Data in this exercise:
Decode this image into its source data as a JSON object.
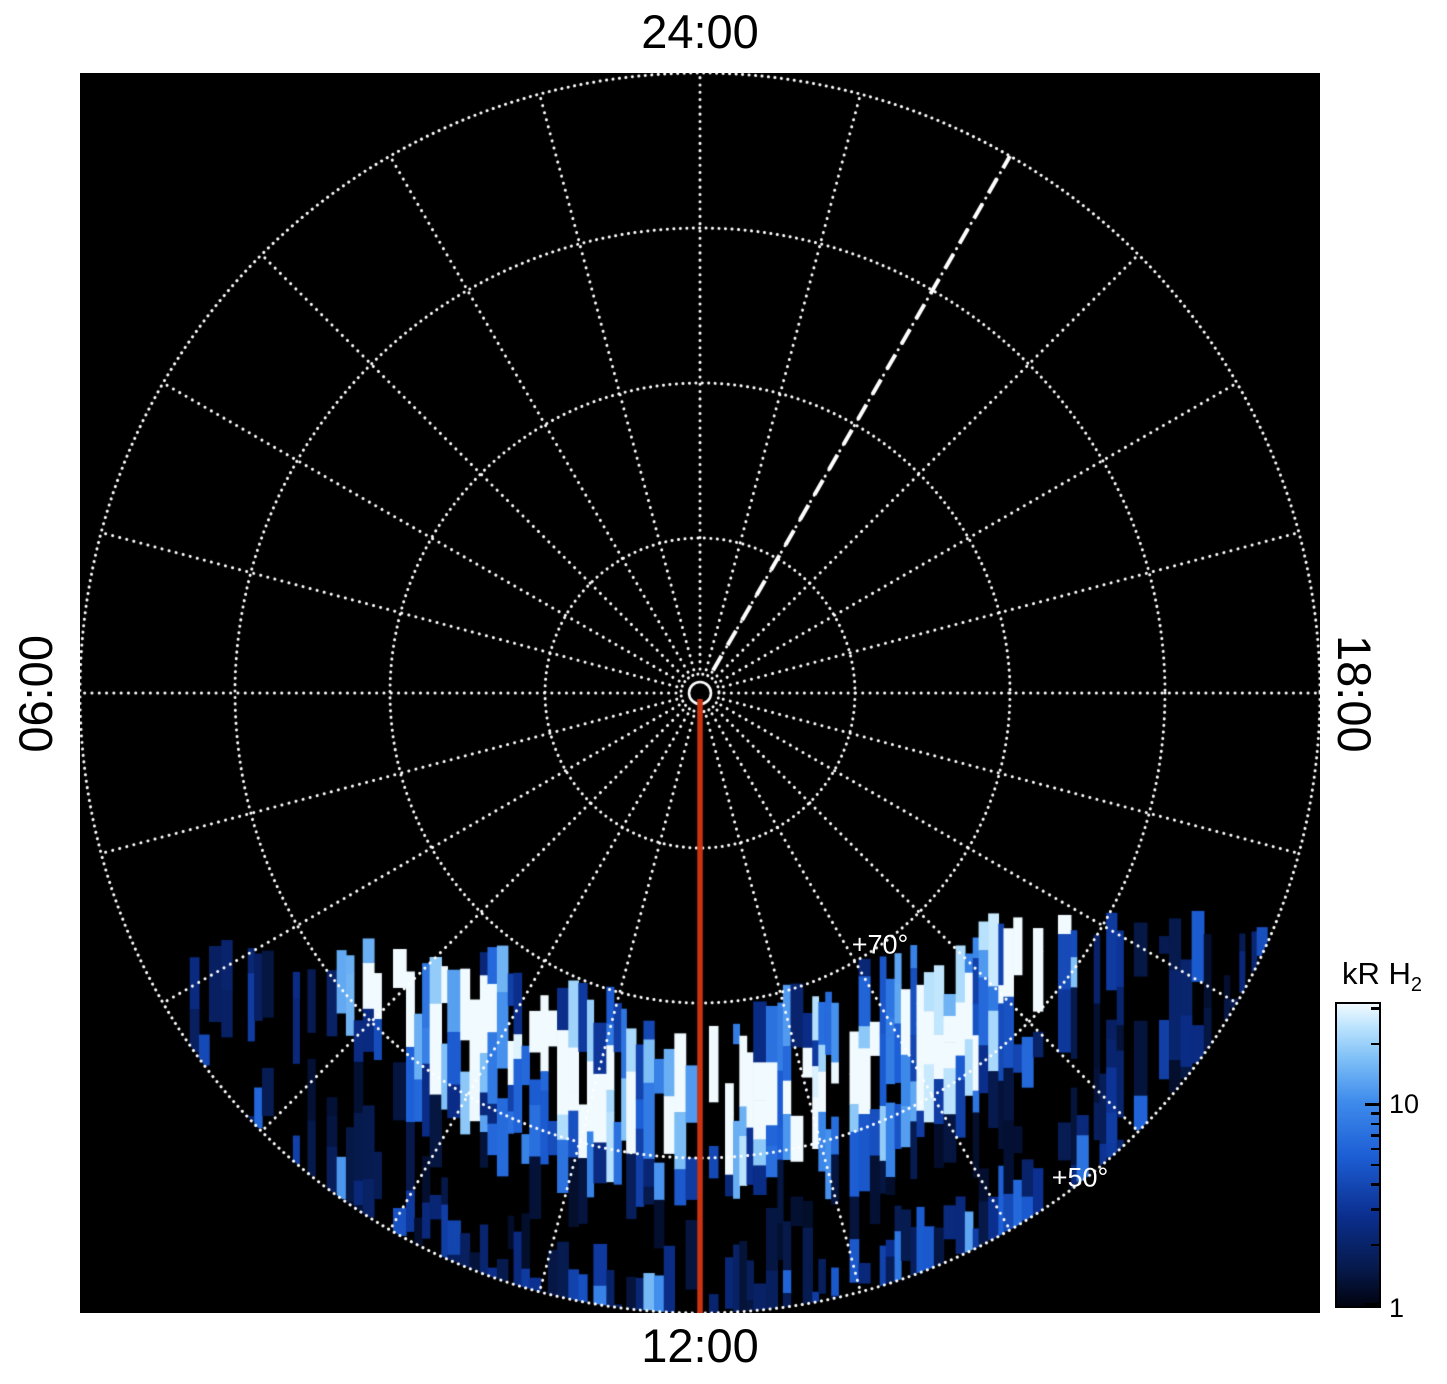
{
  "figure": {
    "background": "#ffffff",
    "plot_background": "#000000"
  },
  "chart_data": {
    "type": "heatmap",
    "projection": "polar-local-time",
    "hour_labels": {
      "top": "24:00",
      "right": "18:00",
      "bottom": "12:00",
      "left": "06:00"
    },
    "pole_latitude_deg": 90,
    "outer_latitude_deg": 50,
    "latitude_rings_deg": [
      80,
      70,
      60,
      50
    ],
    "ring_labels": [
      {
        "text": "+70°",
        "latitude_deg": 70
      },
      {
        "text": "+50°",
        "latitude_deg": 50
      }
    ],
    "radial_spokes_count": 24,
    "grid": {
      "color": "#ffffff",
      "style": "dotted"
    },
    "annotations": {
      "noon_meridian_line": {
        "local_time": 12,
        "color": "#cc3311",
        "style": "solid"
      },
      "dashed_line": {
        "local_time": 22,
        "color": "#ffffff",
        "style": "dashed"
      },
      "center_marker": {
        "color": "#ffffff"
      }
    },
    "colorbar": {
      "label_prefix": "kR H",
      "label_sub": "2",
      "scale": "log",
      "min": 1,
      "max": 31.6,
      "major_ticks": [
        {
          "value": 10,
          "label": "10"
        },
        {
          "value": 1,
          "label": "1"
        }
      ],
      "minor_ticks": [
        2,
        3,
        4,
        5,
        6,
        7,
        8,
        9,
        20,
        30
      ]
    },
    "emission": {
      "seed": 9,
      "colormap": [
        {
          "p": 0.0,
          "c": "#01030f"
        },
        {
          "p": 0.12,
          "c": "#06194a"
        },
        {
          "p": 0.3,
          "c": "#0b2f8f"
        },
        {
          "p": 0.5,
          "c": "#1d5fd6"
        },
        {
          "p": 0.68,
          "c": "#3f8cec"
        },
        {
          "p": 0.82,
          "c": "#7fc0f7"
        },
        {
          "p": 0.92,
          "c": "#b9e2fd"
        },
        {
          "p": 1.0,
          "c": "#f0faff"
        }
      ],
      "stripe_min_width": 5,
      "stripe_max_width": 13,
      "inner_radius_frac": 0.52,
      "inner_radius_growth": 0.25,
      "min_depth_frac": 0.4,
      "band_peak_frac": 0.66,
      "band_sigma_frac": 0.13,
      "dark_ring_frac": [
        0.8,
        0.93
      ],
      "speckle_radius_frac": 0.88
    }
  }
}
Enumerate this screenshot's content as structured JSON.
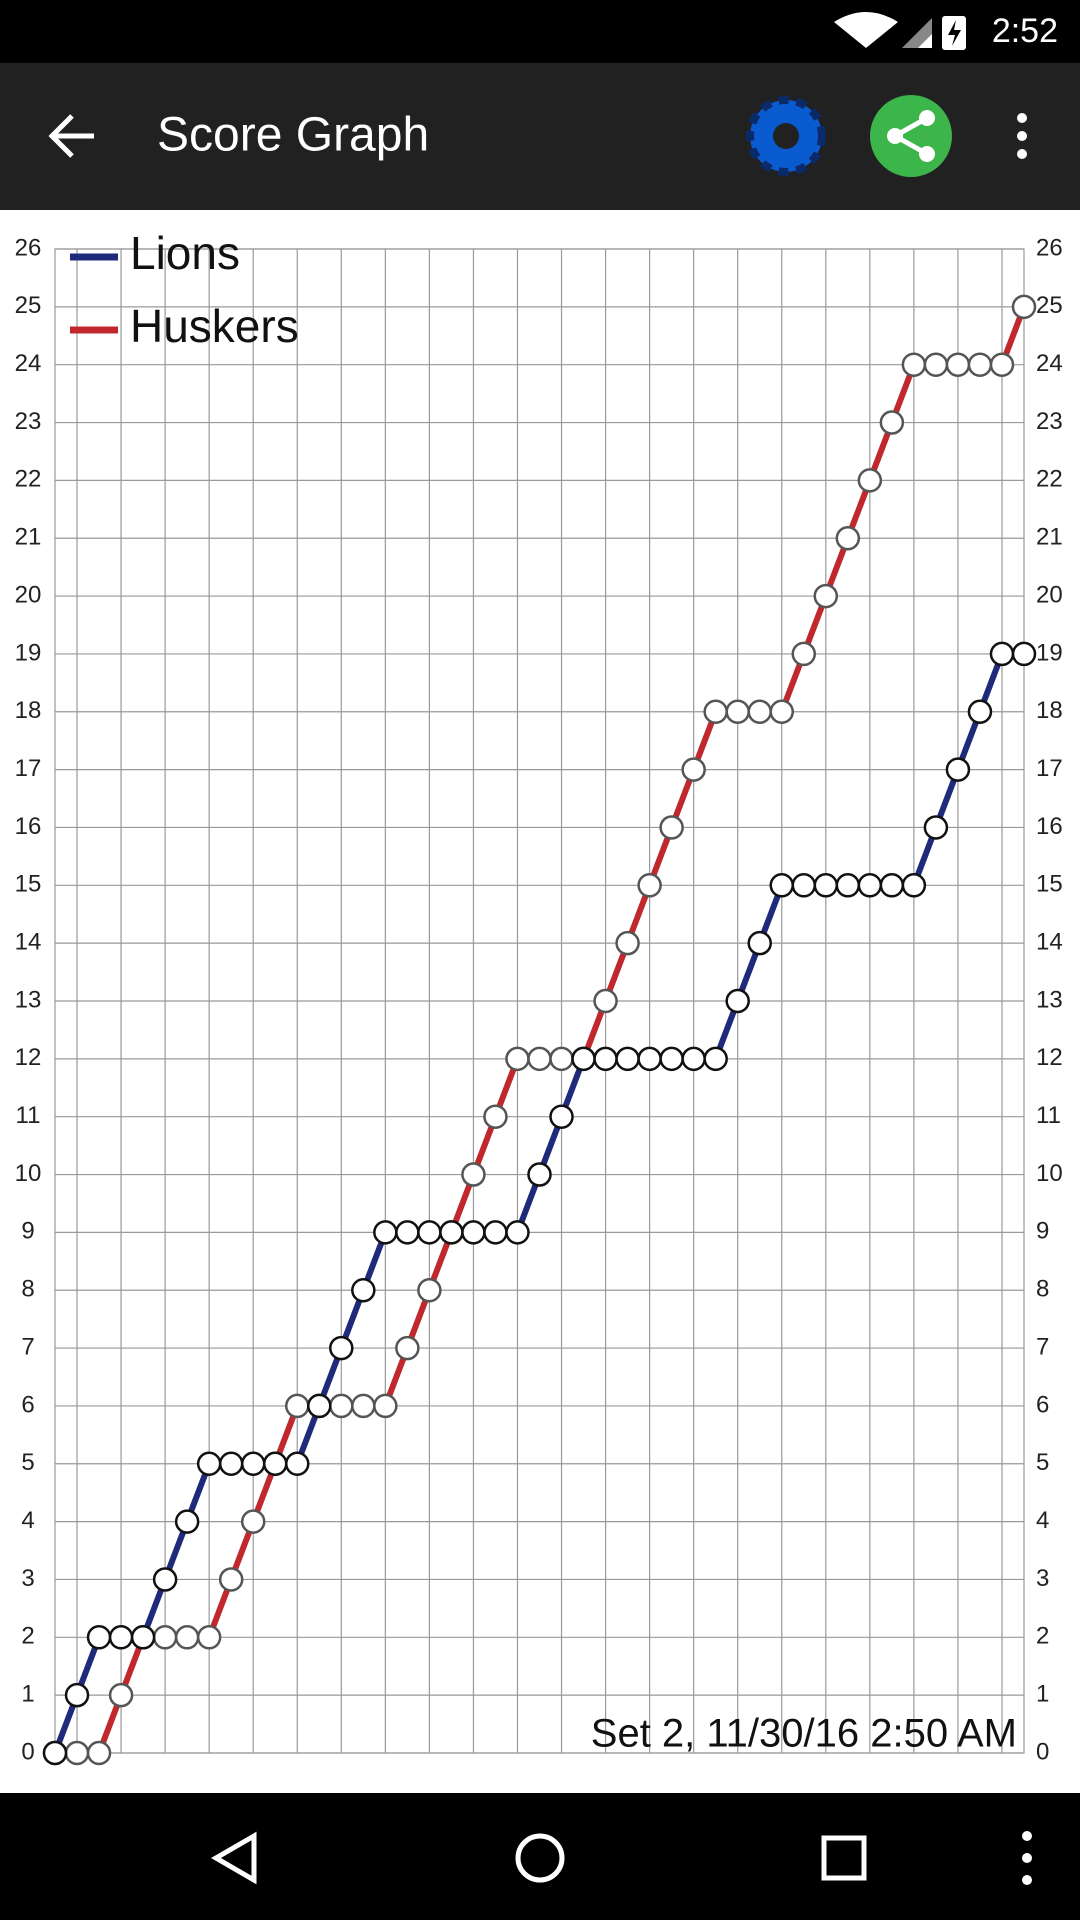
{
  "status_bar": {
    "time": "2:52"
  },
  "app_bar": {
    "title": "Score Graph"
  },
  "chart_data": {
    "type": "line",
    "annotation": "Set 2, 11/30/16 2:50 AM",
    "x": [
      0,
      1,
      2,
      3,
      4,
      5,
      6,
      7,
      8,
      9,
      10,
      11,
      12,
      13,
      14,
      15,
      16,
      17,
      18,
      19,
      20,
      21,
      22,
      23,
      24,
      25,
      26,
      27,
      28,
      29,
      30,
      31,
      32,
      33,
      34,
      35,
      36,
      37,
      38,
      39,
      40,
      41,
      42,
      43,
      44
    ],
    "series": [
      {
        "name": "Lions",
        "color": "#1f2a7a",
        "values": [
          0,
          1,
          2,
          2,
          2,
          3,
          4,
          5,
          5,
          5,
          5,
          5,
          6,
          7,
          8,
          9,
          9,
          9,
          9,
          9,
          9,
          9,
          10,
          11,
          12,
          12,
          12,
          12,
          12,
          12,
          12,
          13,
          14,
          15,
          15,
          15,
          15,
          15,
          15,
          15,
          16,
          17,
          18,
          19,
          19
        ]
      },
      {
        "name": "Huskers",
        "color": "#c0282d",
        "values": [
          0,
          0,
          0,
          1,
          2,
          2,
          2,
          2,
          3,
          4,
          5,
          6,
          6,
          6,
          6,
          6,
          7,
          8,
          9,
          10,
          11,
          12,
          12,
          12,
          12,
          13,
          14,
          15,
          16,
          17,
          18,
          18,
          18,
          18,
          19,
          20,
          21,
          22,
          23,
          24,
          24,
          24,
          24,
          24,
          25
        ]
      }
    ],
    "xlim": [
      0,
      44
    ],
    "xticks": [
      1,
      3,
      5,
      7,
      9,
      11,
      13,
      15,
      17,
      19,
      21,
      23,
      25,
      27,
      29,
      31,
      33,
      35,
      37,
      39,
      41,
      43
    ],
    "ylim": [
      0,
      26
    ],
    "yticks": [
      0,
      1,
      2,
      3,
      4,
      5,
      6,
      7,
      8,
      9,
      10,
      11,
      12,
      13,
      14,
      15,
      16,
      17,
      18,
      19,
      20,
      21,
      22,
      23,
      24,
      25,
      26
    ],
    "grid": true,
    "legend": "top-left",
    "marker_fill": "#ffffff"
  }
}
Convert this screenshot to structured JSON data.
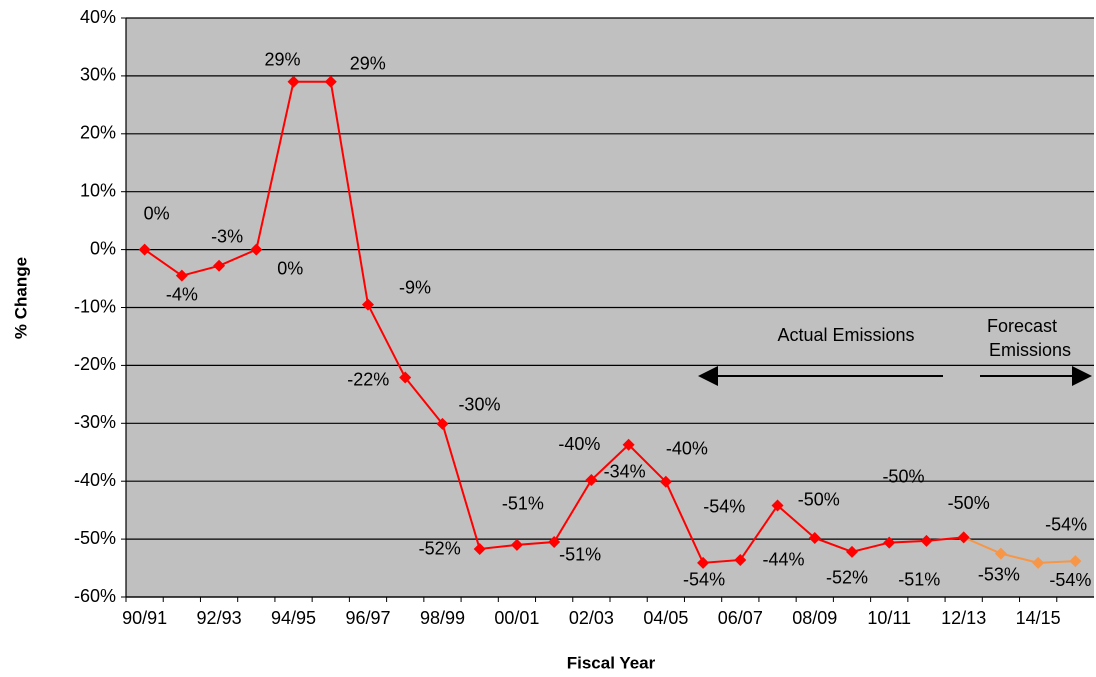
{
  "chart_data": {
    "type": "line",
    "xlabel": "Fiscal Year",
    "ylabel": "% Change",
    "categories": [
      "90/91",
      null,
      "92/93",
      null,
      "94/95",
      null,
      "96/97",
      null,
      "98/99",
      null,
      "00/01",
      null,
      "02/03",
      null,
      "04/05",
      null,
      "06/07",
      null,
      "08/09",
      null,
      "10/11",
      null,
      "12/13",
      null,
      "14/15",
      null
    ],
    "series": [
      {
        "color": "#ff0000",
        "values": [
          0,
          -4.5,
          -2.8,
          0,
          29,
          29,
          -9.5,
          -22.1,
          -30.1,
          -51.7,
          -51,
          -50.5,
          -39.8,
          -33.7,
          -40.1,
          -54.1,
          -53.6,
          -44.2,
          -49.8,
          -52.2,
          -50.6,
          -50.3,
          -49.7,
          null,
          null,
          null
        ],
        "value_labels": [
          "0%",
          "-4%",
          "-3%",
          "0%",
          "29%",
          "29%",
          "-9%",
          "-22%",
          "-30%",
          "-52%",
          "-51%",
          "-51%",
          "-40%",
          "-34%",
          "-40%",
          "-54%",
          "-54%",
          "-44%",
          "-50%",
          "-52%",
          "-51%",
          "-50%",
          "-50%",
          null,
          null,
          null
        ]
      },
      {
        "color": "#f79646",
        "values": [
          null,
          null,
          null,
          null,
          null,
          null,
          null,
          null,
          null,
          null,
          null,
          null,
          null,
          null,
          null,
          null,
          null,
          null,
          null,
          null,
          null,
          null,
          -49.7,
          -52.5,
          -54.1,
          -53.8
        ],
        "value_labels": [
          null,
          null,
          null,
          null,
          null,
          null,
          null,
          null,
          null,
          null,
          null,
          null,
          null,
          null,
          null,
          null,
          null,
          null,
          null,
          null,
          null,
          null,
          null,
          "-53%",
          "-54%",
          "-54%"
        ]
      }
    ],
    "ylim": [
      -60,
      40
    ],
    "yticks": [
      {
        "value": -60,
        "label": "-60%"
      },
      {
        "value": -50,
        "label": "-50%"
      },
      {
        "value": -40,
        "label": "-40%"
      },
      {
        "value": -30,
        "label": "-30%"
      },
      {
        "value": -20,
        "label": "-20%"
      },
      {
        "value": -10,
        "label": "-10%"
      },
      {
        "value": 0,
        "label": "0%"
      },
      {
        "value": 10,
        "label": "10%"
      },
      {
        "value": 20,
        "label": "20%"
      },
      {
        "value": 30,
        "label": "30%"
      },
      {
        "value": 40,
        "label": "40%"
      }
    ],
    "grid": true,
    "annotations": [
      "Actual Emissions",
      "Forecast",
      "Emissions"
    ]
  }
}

The exercise:
Write the listing above out again exactly, dropping each image.

Written answer:
Decode this image into its source data as a JSON object.
{
  "figure": {
    "background": "#ffffff",
    "plot_background": "#000000"
  },
  "chart_data": {
    "type": "heatmap",
    "projection": "polar-local-time",
    "hour_labels": {
      "top": "24:00",
      "right": "18:00",
      "bottom": "12:00",
      "left": "06:00"
    },
    "pole_latitude_deg": 90,
    "outer_latitude_deg": 50,
    "latitude_rings_deg": [
      80,
      70,
      60,
      50
    ],
    "ring_labels": [
      {
        "text": "+70°",
        "latitude_deg": 70
      },
      {
        "text": "+50°",
        "latitude_deg": 50
      }
    ],
    "radial_spokes_count": 24,
    "grid": {
      "color": "#ffffff",
      "style": "dotted"
    },
    "annotations": {
      "noon_meridian_line": {
        "local_time": 12,
        "color": "#cc3311",
        "style": "solid"
      },
      "dashed_line": {
        "local_time": 22,
        "color": "#ffffff",
        "style": "dashed"
      },
      "center_marker": {
        "color": "#ffffff"
      }
    },
    "colorbar": {
      "label_prefix": "kR H",
      "label_sub": "2",
      "scale": "log",
      "min": 1,
      "max": 31.6,
      "major_ticks": [
        {
          "value": 10,
          "label": "10"
        },
        {
          "value": 1,
          "label": "1"
        }
      ],
      "minor_ticks": [
        2,
        3,
        4,
        5,
        6,
        7,
        8,
        9,
        20,
        30
      ]
    },
    "emission": {
      "seed": 9,
      "colormap": [
        {
          "p": 0.0,
          "c": "#01030f"
        },
        {
          "p": 0.12,
          "c": "#06194a"
        },
        {
          "p": 0.3,
          "c": "#0b2f8f"
        },
        {
          "p": 0.5,
          "c": "#1d5fd6"
        },
        {
          "p": 0.68,
          "c": "#3f8cec"
        },
        {
          "p": 0.82,
          "c": "#7fc0f7"
        },
        {
          "p": 0.92,
          "c": "#b9e2fd"
        },
        {
          "p": 1.0,
          "c": "#f0faff"
        }
      ],
      "stripe_min_width": 5,
      "stripe_max_width": 13,
      "inner_radius_frac": 0.52,
      "inner_radius_growth": 0.25,
      "min_depth_frac": 0.4,
      "band_peak_frac": 0.66,
      "band_sigma_frac": 0.13,
      "dark_ring_frac": [
        0.8,
        0.93
      ],
      "speckle_radius_frac": 0.88
    }
  }
}
Enumerate this screenshot's content as structured JSON.
{
  "status_bar": {
    "time": "2:52"
  },
  "app_bar": {
    "title": "Score Graph"
  },
  "chart_data": {
    "type": "line",
    "annotation": "Set 2, 11/30/16 2:50 AM",
    "x": [
      0,
      1,
      2,
      3,
      4,
      5,
      6,
      7,
      8,
      9,
      10,
      11,
      12,
      13,
      14,
      15,
      16,
      17,
      18,
      19,
      20,
      21,
      22,
      23,
      24,
      25,
      26,
      27,
      28,
      29,
      30,
      31,
      32,
      33,
      34,
      35,
      36,
      37,
      38,
      39,
      40,
      41,
      42,
      43,
      44
    ],
    "series": [
      {
        "name": "Lions",
        "color": "#1f2a7a",
        "values": [
          0,
          1,
          2,
          2,
          2,
          3,
          4,
          5,
          5,
          5,
          5,
          5,
          6,
          7,
          8,
          9,
          9,
          9,
          9,
          9,
          9,
          9,
          10,
          11,
          12,
          12,
          12,
          12,
          12,
          12,
          12,
          13,
          14,
          15,
          15,
          15,
          15,
          15,
          15,
          15,
          16,
          17,
          18,
          19,
          19
        ]
      },
      {
        "name": "Huskers",
        "color": "#c0282d",
        "values": [
          0,
          0,
          0,
          1,
          2,
          2,
          2,
          2,
          3,
          4,
          5,
          6,
          6,
          6,
          6,
          6,
          7,
          8,
          9,
          10,
          11,
          12,
          12,
          12,
          12,
          13,
          14,
          15,
          16,
          17,
          18,
          18,
          18,
          18,
          19,
          20,
          21,
          22,
          23,
          24,
          24,
          24,
          24,
          24,
          25
        ]
      }
    ],
    "xlim": [
      0,
      44
    ],
    "xticks": [
      1,
      3,
      5,
      7,
      9,
      11,
      13,
      15,
      17,
      19,
      21,
      23,
      25,
      27,
      29,
      31,
      33,
      35,
      37,
      39,
      41,
      43
    ],
    "ylim": [
      0,
      26
    ],
    "yticks": [
      0,
      1,
      2,
      3,
      4,
      5,
      6,
      7,
      8,
      9,
      10,
      11,
      12,
      13,
      14,
      15,
      16,
      17,
      18,
      19,
      20,
      21,
      22,
      23,
      24,
      25,
      26
    ],
    "grid": true,
    "legend": "top-left",
    "marker_fill": "#ffffff"
  }
}
Convert this screenshot to structured JSON data.
{
  "chart_data": {
    "type": "line",
    "xlabel": "Fiscal Year",
    "ylabel": "% Change",
    "categories": [
      "90/91",
      null,
      "92/93",
      null,
      "94/95",
      null,
      "96/97",
      null,
      "98/99",
      null,
      "00/01",
      null,
      "02/03",
      null,
      "04/05",
      null,
      "06/07",
      null,
      "08/09",
      null,
      "10/11",
      null,
      "12/13",
      null,
      "14/15",
      null
    ],
    "series": [
      {
        "color": "#ff0000",
        "values": [
          0,
          -4.5,
          -2.8,
          0,
          29,
          29,
          -9.5,
          -22.1,
          -30.1,
          -51.7,
          -51,
          -50.5,
          -39.8,
          -33.7,
          -40.1,
          -54.1,
          -53.6,
          -44.2,
          -49.8,
          -52.2,
          -50.6,
          -50.3,
          -49.7,
          null,
          null,
          null
        ],
        "value_labels": [
          "0%",
          "-4%",
          "-3%",
          "0%",
          "29%",
          "29%",
          "-9%",
          "-22%",
          "-30%",
          "-52%",
          "-51%",
          "-51%",
          "-40%",
          "-34%",
          "-40%",
          "-54%",
          "-54%",
          "-44%",
          "-50%",
          "-52%",
          "-51%",
          "-50%",
          "-50%",
          null,
          null,
          null
        ]
      },
      {
        "color": "#f79646",
        "values": [
          null,
          null,
          null,
          null,
          null,
          null,
          null,
          null,
          null,
          null,
          null,
          null,
          null,
          null,
          null,
          null,
          null,
          null,
          null,
          null,
          null,
          null,
          -49.7,
          -52.5,
          -54.1,
          -53.8
        ],
        "value_labels": [
          null,
          null,
          null,
          null,
          null,
          null,
          null,
          null,
          null,
          null,
          null,
          null,
          null,
          null,
          null,
          null,
          null,
          null,
          null,
          null,
          null,
          null,
          null,
          "-53%",
          "-54%",
          "-54%"
        ]
      }
    ],
    "ylim": [
      -60,
      40
    ],
    "yticks": [
      {
        "value": -60,
        "label": "-60%"
      },
      {
        "value": -50,
        "label": "-50%"
      },
      {
        "value": -40,
        "label": "-40%"
      },
      {
        "value": -30,
        "label": "-30%"
      },
      {
        "value": -20,
        "label": "-20%"
      },
      {
        "value": -10,
        "label": "-10%"
      },
      {
        "value": 0,
        "label": "0%"
      },
      {
        "value": 10,
        "label": "10%"
      },
      {
        "value": 20,
        "label": "20%"
      },
      {
        "value": 30,
        "label": "30%"
      },
      {
        "value": 40,
        "label": "40%"
      }
    ],
    "grid": true,
    "annotations": [
      "Actual Emissions",
      "Forecast",
      "Emissions"
    ]
  }
}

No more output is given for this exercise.